• [REQUEST]: Each line below should be quoted exactly, please.

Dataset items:
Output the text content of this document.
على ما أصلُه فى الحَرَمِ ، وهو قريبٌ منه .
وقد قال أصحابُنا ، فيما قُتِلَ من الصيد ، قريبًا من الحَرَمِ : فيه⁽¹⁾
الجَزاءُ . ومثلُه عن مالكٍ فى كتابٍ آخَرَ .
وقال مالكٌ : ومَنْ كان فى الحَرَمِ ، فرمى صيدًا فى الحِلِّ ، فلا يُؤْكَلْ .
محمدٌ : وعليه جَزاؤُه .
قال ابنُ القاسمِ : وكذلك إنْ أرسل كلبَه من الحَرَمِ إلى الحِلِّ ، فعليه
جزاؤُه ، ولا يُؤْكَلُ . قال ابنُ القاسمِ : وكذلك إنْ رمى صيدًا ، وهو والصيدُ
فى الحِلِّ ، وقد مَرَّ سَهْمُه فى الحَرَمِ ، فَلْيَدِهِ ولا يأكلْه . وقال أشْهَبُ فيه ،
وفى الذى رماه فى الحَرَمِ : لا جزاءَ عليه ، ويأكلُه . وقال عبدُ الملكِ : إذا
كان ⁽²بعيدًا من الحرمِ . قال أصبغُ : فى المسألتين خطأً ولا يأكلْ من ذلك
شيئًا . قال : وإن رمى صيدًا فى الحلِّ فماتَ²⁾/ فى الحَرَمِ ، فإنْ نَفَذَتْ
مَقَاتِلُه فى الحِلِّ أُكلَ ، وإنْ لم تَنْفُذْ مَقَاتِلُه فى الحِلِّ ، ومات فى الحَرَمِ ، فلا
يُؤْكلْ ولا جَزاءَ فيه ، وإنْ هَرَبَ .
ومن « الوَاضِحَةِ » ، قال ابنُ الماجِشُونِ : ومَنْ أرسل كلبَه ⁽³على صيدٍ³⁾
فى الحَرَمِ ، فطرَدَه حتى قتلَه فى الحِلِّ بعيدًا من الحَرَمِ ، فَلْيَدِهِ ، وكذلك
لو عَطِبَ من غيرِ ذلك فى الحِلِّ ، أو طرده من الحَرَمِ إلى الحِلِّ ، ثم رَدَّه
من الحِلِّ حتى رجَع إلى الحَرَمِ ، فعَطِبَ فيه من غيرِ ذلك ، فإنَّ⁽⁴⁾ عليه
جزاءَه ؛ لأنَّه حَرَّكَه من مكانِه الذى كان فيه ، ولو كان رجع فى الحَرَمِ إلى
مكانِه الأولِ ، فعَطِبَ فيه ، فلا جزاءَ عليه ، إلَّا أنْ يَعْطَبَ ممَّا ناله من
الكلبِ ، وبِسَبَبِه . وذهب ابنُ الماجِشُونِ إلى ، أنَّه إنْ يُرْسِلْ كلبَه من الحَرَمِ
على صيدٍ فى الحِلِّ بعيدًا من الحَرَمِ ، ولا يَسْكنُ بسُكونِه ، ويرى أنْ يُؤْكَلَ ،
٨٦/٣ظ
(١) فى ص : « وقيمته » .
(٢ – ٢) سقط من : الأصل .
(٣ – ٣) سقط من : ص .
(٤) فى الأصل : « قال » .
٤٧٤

• [WRITTEN SOLUTION]:
Output the text content of this document.
على ما أصلُه فى الحَرَمِ ، وهو قريبٌ منه .
وقد قال أصحابُنا ، فيما قُتِلَ من الصيد ، قريبًا من الحَرَمِ : فيه⁽¹⁾
الجَزاءُ . ومثلُه عن مالكٍ فى كتابٍ آخَرَ .
وقال مالكٌ : ومَنْ كان فى الحَرَمِ ، فرمى صيدًا فى الحِلِّ ، فلا يُؤْكَلْ .
محمدٌ : وعليه جَزاؤُه .
قال ابنُ القاسمِ : وكذلك إنْ أرسل كلبَه من الحَرَمِ إلى الحِلِّ ، فعليه
جزاؤُه ، ولا يُؤْكَلُ . قال ابنُ القاسمِ : وكذلك إنْ رمى صيدًا ، وهو والصيدُ
فى الحِلِّ ، وقد مَرَّ سَهْمُه فى الحَرَمِ ، فَلْيَدِهِ ولا يأكلْه . وقال أشْهَبُ فيه ،
وفى الذى رماه فى الحَرَمِ : لا جزاءَ عليه ، ويأكلُه . وقال عبدُ الملكِ : إذا
كان ⁽²بعيدًا من الحرمِ . قال أصبغُ : فى المسألتين خطأً ولا يأكلْ من ذلك
شيئًا . قال : وإن رمى صيدًا فى الحلِّ فماتَ²⁾/ فى الحَرَمِ ، فإنْ نَفَذَتْ
مَقَاتِلُه فى الحِلِّ أُكلَ ، وإنْ لم تَنْفُذْ مَقَاتِلُه فى الحِلِّ ، ومات فى الحَرَمِ ، فلا
يُؤْكلْ ولا جَزاءَ فيه ، وإنْ هَرَبَ .
ومن « الوَاضِحَةِ » ، قال ابنُ الماجِشُونِ : ومَنْ أرسل كلبَه ⁽³على صيدٍ³⁾
فى الحَرَمِ ، فطرَدَه حتى قتلَه فى الحِلِّ بعيدًا من الحَرَمِ ، فَلْيَدِهِ ، وكذلك
لو عَطِبَ من غيرِ ذلك فى الحِلِّ ، أو طرده من الحَرَمِ إلى الحِلِّ ، ثم رَدَّه
من الحِلِّ حتى رجَع إلى الحَرَمِ ، فعَطِبَ فيه من غيرِ ذلك ، فإنَّ⁽⁴⁾ عليه
جزاءَه ؛ لأنَّه حَرَّكَه من مكانِه الذى كان فيه ، ولو كان رجع فى الحَرَمِ إلى
مكانِه الأولِ ، فعَطِبَ فيه ، فلا جزاءَ عليه ، إلَّا أنْ يَعْطَبَ ممَّا ناله من
الكلبِ ، وبِسَبَبِه . وذهب ابنُ الماجِشُونِ إلى ، أنَّه إنْ يُرْسِلْ كلبَه من الحَرَمِ
على صيدٍ فى الحِلِّ بعيدًا من الحَرَمِ ، ولا يَسْكنُ بسُكونِه ، ويرى أنْ يُؤْكَلَ ،
٨٦/٣ظ
(١) فى ص : « وقيمته » .
(٢ – ٢) سقط من : الأصل .
(٣ – ٣) سقط من : ص .
(٤) فى الأصل : « قال » .
٤٧٤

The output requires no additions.